To do - Copy each line in which the string "length" occurs.
□ □ □
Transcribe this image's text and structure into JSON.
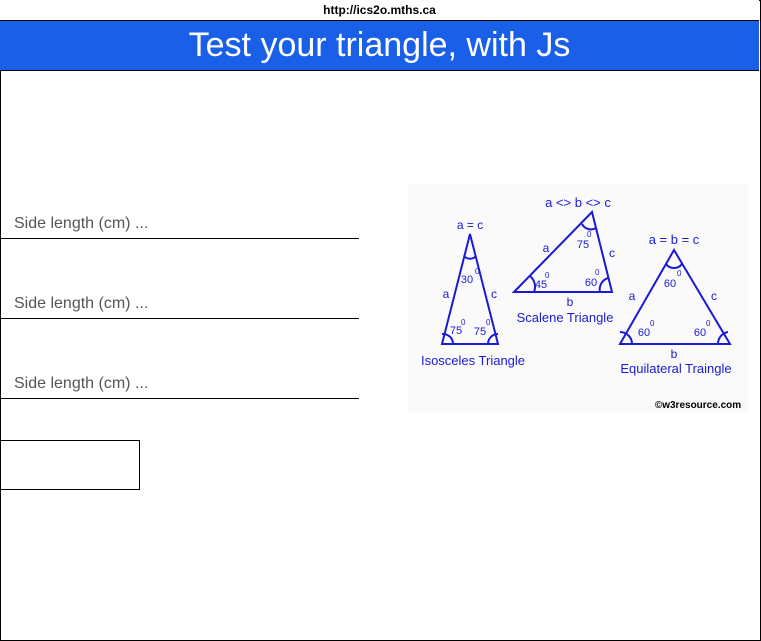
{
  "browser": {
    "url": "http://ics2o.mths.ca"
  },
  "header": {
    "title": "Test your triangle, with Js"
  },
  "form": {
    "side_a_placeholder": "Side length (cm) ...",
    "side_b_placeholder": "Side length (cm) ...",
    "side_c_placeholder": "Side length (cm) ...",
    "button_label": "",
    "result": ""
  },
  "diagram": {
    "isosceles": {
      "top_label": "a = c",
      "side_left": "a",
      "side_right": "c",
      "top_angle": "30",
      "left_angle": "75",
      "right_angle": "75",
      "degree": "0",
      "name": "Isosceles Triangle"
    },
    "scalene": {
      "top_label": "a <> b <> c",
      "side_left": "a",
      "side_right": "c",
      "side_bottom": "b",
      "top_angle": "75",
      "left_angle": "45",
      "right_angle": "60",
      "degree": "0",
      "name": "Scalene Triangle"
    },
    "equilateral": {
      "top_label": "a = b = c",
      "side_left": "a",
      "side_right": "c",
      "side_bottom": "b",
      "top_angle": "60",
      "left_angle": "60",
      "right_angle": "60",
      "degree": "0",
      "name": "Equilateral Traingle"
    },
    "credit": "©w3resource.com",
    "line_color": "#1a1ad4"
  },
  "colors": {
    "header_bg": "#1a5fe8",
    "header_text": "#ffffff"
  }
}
□ □ □
Right answer -
    "side_a_placeholder": "Side length (cm) ...",
    "side_b_placeholder": "Side length (cm) ...",
    "side_c_placeholder": "Side length (cm) ...",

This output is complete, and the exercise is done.